*STATED TASK*. Locate each line with the string "localhost" in the listing below and copy it.

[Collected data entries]
----------------------------------------
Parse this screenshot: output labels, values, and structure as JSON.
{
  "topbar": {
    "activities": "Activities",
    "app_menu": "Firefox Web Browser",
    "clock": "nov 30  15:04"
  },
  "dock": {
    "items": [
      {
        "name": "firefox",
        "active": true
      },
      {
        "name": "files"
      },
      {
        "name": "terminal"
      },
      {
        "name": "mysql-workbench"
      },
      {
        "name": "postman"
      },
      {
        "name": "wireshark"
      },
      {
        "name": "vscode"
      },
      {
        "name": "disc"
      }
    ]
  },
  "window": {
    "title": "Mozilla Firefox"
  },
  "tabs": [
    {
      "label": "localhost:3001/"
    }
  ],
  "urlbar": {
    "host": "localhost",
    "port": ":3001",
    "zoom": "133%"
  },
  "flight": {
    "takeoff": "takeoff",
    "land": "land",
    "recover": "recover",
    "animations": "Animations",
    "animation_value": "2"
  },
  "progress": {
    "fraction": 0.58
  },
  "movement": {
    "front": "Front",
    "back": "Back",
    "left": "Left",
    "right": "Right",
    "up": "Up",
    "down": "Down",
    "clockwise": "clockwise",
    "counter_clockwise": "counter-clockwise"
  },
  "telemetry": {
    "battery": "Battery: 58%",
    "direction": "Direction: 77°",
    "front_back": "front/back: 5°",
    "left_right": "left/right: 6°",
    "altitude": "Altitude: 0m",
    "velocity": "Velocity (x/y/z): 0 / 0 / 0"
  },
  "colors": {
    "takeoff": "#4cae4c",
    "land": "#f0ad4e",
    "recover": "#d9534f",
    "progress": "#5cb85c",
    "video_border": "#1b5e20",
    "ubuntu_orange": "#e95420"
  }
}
----------------------------------------
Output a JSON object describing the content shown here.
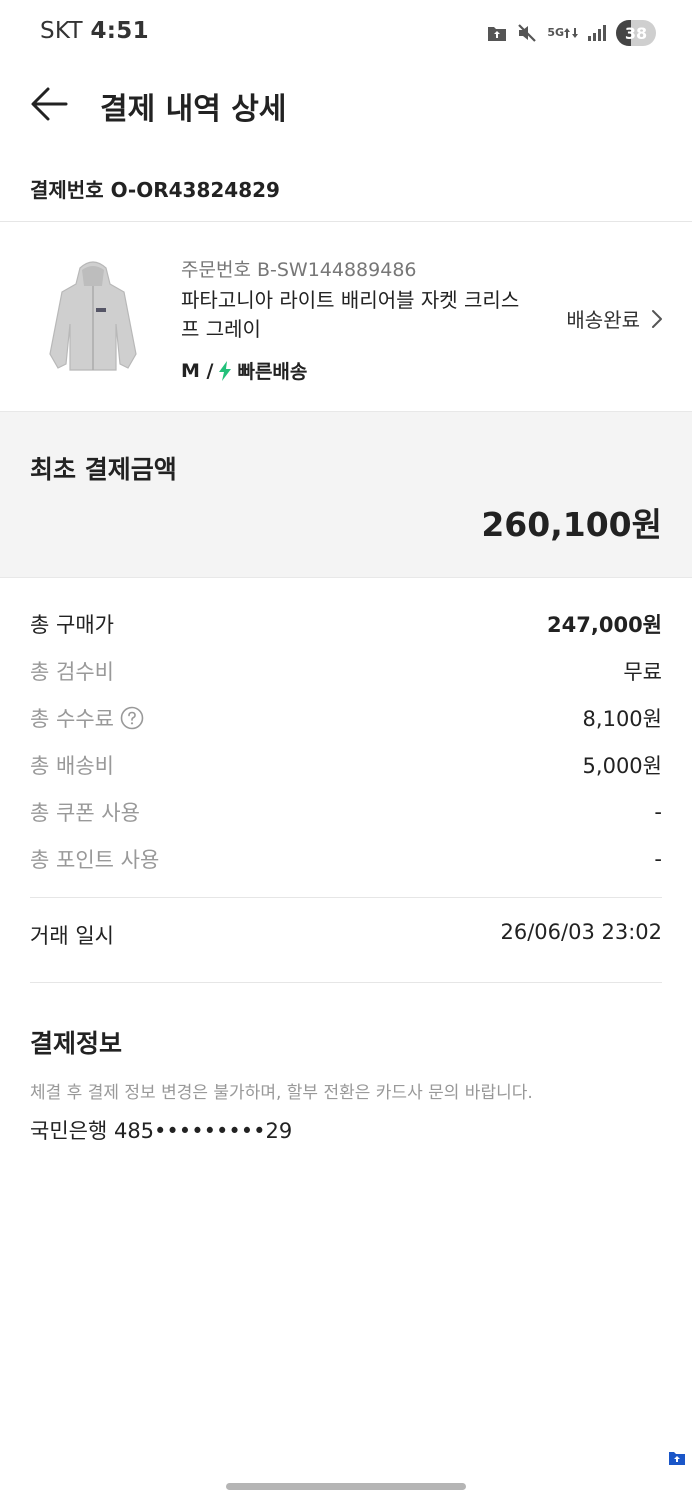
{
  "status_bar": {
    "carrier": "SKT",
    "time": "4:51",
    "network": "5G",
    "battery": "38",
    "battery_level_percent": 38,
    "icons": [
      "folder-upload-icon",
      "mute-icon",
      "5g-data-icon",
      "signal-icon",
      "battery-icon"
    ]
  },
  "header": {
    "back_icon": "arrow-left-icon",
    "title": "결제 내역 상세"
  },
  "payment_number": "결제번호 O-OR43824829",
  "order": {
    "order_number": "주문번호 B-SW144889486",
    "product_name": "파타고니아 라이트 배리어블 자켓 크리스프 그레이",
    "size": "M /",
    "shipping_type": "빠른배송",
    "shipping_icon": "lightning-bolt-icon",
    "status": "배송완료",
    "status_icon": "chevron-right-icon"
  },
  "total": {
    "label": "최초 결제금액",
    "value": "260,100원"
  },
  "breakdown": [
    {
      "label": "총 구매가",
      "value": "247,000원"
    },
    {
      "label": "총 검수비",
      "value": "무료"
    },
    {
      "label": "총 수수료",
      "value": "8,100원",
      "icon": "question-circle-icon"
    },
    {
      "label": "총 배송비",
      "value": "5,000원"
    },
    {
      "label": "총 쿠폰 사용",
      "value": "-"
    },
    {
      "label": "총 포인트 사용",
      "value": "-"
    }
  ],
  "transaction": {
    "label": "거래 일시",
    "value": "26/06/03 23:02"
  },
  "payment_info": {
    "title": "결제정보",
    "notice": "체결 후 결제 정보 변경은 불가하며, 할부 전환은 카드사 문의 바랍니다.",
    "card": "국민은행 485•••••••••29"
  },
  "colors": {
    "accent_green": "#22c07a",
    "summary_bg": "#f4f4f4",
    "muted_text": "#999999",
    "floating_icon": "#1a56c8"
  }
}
----------------------------------------
*ANSWER*.
      "label": "localhost:3001/"
    "host": "localhost",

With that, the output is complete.